▸ **Input for this task**:

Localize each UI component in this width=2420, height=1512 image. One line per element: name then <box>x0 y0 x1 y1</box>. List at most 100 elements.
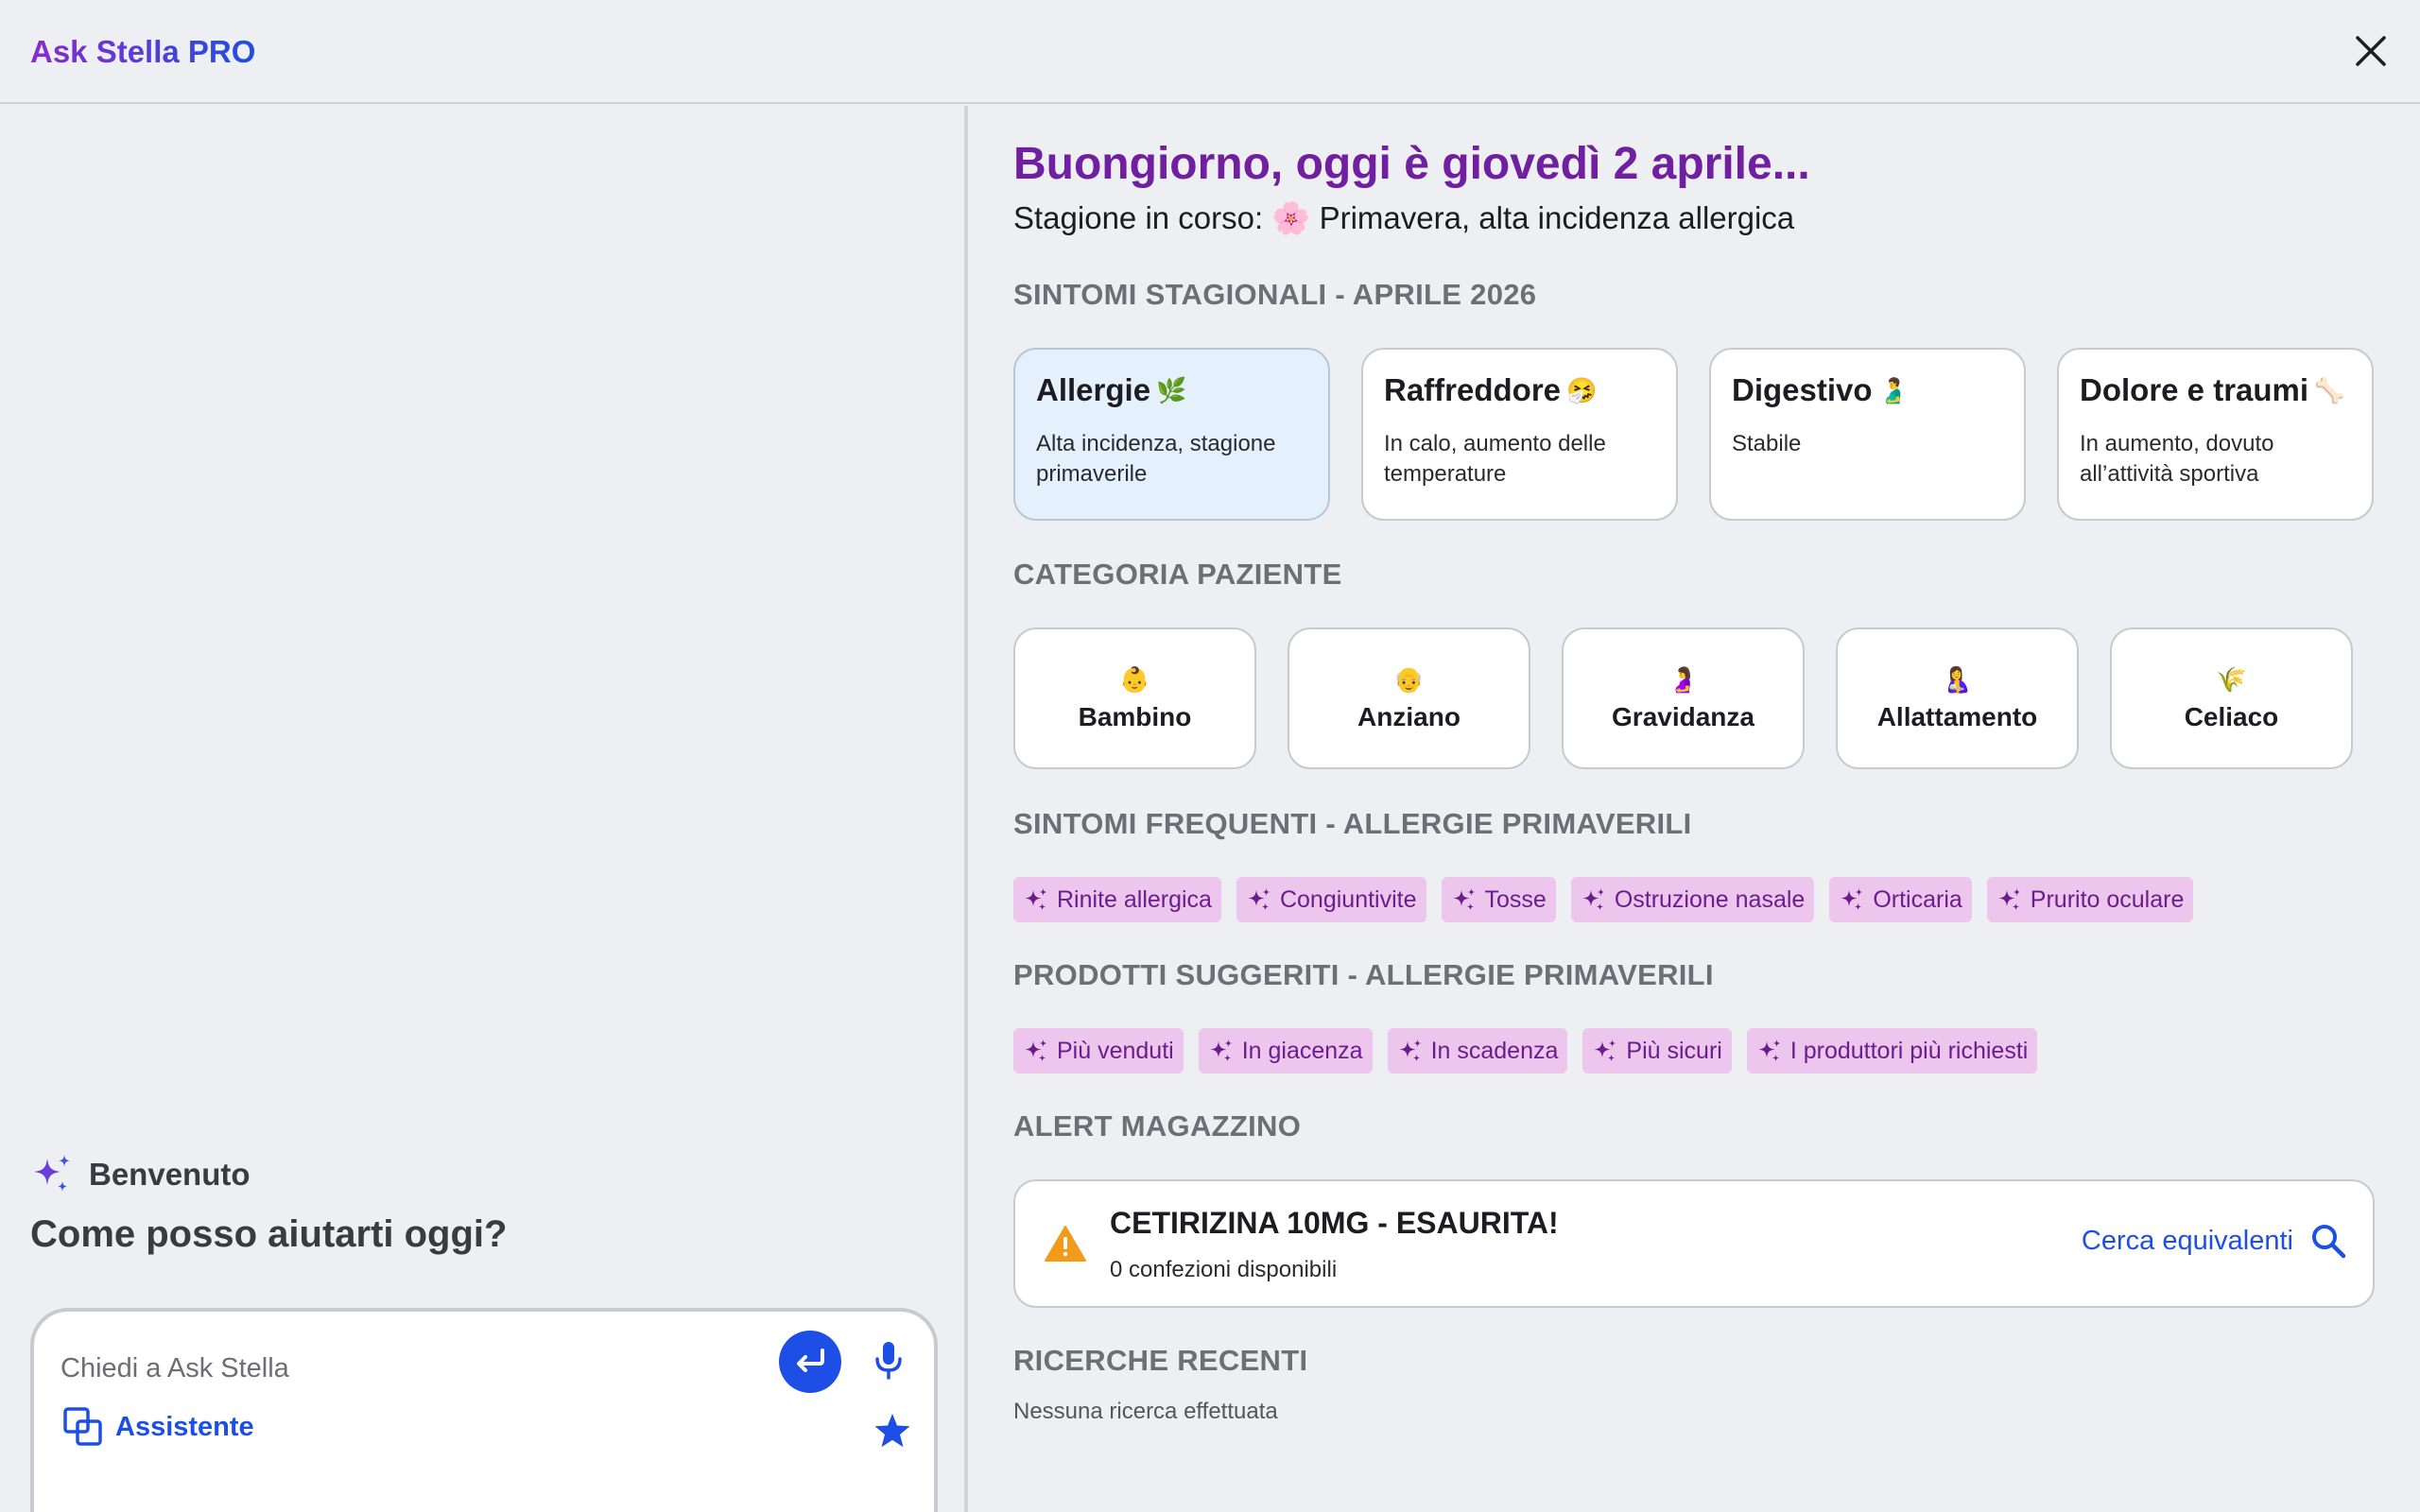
breastfeeding-icon: 🤱 <box>1942 664 1973 694</box>
stomach-icon: 🫃 <box>1877 375 1909 404</box>
section-products-title: PRODOTTI SUGGERITI - ALLERGIE PRIMAVERIL… <box>1013 958 1714 991</box>
patient-category-label: Allattamento <box>1876 701 2038 731</box>
prompt-heading: Come posso aiutarti oggi? <box>30 1213 508 1255</box>
no-gluten-icon: 🌾 <box>2216 664 2247 694</box>
sparkle-icon <box>1248 888 1270 910</box>
elderly-icon: 👴 <box>1393 664 1425 694</box>
card-description: Stabile <box>1732 431 1802 456</box>
assistant-button[interactable]: Assistente <box>62 1406 254 1448</box>
card-title: Allergie <box>1036 372 1151 407</box>
patient-category-label: Celiaco <box>2184 701 2279 731</box>
chip-label: I produttori più richiesti <box>1789 1037 2029 1064</box>
assistant-icon <box>63 1407 102 1446</box>
product-filter-chip[interactable]: In giacenza <box>1198 1028 1373 1074</box>
seasonal-card-dolore[interactable]: Dolore e traumi 🦴 In aumento, dovuto all’… <box>2057 348 2374 521</box>
chip-label: Tosse <box>1484 885 1547 913</box>
seasonal-card-raffreddore[interactable]: Raffreddore 🤧 In calo, aumento delle temp… <box>1361 348 1678 521</box>
alert-title: CETIRIZINA 10MG - ESAURITA! <box>1110 1206 1559 1240</box>
chip-label: Orticaria <box>1873 885 1962 913</box>
suggested-products-list: Più venduti In giacenza In scadenza Più … <box>1013 1028 2038 1074</box>
warning-icon <box>1045 1226 1086 1262</box>
patient-category-bambino[interactable]: 👶 Bambino <box>1013 627 1256 769</box>
welcome-row: Benvenuto <box>30 1153 251 1196</box>
seasonal-card-allergie[interactable]: Allergie 🌿 Alta incidenza, stagione prima… <box>1013 348 1330 521</box>
baby-icon: 👶 <box>1119 664 1150 694</box>
symptom-chip[interactable]: Rinite allergica <box>1013 877 1221 922</box>
sneezing-face-icon: 🤧 <box>1566 375 1598 404</box>
card-description: In aumento, dovuto all’attività sportiva <box>2080 431 2274 487</box>
favorites-button[interactable] <box>872 1410 913 1452</box>
star-icon <box>874 1414 910 1448</box>
sparkle-icon <box>1594 1040 1616 1061</box>
send-button[interactable] <box>779 1331 841 1393</box>
frequent-symptoms-list: Rinite allergica Congiuntivite Tosse Ost… <box>1013 877 2194 922</box>
sparkle-icon <box>1210 1040 1233 1061</box>
microphone-button[interactable] <box>870 1336 908 1385</box>
seasonal-card-digestivo[interactable]: Digestivo 🫃 Stabile <box>1709 348 2026 521</box>
section-seasonal-title: SINTOMI STAGIONALI - APRILE 2026 <box>1013 278 1537 311</box>
card-title: Dolore e traumi <box>2080 372 2309 407</box>
patient-category-celiaco[interactable]: 🌾 Celiaco <box>2110 627 2353 769</box>
pregnant-icon: 🤰 <box>1668 664 1699 694</box>
chip-label: Ostruzione nasale <box>1614 885 1806 913</box>
chat-panel: Benvenuto Come posso aiutarti oggi? Assi… <box>0 106 968 1512</box>
sparkle-icon <box>34 1155 70 1192</box>
recent-searches-empty: Nessuna ricerca effettuata <box>1013 1399 1278 1424</box>
chip-label: Più venduti <box>1057 1037 1174 1064</box>
patient-category-allattamento[interactable]: 🤱 Allattamento <box>1836 627 2079 769</box>
patient-category-anziano[interactable]: 👴 Anziano <box>1288 627 1530 769</box>
chip-label: In scadenza <box>1430 1037 1559 1064</box>
symptom-chip[interactable]: Congiuntivite <box>1236 877 1426 922</box>
patient-category-label: Anziano <box>1357 701 1461 731</box>
sparkle-icon <box>1399 1040 1422 1061</box>
card-title: Digestivo <box>1732 372 1873 407</box>
card-description: In calo, aumento delle temperature <box>1384 431 1606 487</box>
sparkle-icon <box>1025 888 1047 910</box>
chat-input[interactable] <box>60 1340 760 1397</box>
section-alerts-title: ALERT MAGAZZINO <box>1013 1109 1302 1143</box>
section-frequent-title: SINTOMI FREQUENTI - ALLERGIE PRIMAVERILI <box>1013 807 1692 840</box>
patient-category-label: Bambino <box>1078 701 1192 731</box>
chip-label: Prurito oculare <box>2030 885 2185 913</box>
bone-icon: 🦴 <box>2314 375 2345 404</box>
close-button[interactable] <box>2348 28 2394 74</box>
section-recent-title: RICERCHE RECENTI <box>1013 1344 1308 1377</box>
symptom-chip[interactable]: Ostruzione nasale <box>1570 877 1815 922</box>
card-description: Alta incidenza, stagione primaverile <box>1036 431 1276 487</box>
sparkle-icon <box>1453 888 1475 910</box>
welcome-text: Benvenuto <box>89 1157 251 1192</box>
sparkle-icon <box>1998 888 2021 910</box>
season-info: Stagione in corso: 🌸 Primavera, alta inc… <box>1013 200 1795 235</box>
app-title: Ask Stella PRO <box>30 34 256 69</box>
microphone-icon <box>875 1342 902 1380</box>
patient-category-label: Gravidanza <box>1612 701 1754 731</box>
section-patient-title: CATEGORIA PAZIENTE <box>1013 558 1342 591</box>
product-filter-chip[interactable]: Più venduti <box>1013 1028 1184 1074</box>
chat-input-box: Assistente <box>30 1308 938 1512</box>
sparkle-icon <box>1841 888 1863 910</box>
product-filter-chip[interactable]: Più sicuri <box>1582 1028 1732 1074</box>
app-header: Ask Stella PRO <box>0 0 2420 104</box>
leaf-icon: 🌿 <box>1156 375 1187 404</box>
find-equivalents-label: Cerca equivalenti <box>2081 1225 2293 1256</box>
close-icon <box>2356 36 2386 66</box>
symptom-chip[interactable]: Tosse <box>1441 877 1556 922</box>
chip-label: Rinite allergica <box>1057 885 1212 913</box>
card-title: Raffreddore <box>1384 372 1562 407</box>
assistant-label: Assistente <box>115 1411 254 1442</box>
product-filter-chip[interactable]: In scadenza <box>1387 1028 1568 1074</box>
sparkle-icon <box>1025 1040 1047 1061</box>
symptom-chip[interactable]: Orticaria <box>1829 877 1972 922</box>
sparkle-icon <box>1582 888 1605 910</box>
alert-subtitle: 0 confezioni disponibili <box>1110 1257 1338 1282</box>
search-icon <box>2312 1225 2346 1259</box>
chip-label: In giacenza <box>1241 1037 1363 1064</box>
chip-label: Congiuntivite <box>1279 885 1417 913</box>
patient-category-gravidanza[interactable]: 🤰 Gravidanza <box>1562 627 1805 769</box>
dashboard-panel: Buongiorno, oggi è giovedì 2 aprile... S… <box>972 106 2420 1512</box>
symptom-chip[interactable]: Prurito oculare <box>1986 877 2194 922</box>
stock-alert-card: CETIRIZINA 10MG - ESAURITA! 0 confezioni… <box>1013 1179 2375 1308</box>
product-filter-chip[interactable]: I produttori più richiesti <box>1746 1028 2038 1074</box>
chip-label: Più sicuri <box>1626 1037 1722 1064</box>
find-equivalents-link[interactable]: Cerca equivalenti <box>2082 1223 2346 1259</box>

▸ **Problem**:
In the data, reproduce the stretch from the line containing "breastfeeding-icon: 🤱 <box>1942" through the line containing "patient-category-label: Allattamento <box>1876", switching "Allattamento" to "Breastfeeding" and leaving everything else unchanged.

▸ **Response for this exercise**:
breastfeeding-icon: 🤱 <box>1942 664 1973 694</box>
stomach-icon: 🫃 <box>1877 375 1909 404</box>
section-products-title: PRODOTTI SUGGERITI - ALLERGIE PRIMAVERIL… <box>1013 958 1714 991</box>
patient-category-label: Breastfeeding <box>1876 701 2038 731</box>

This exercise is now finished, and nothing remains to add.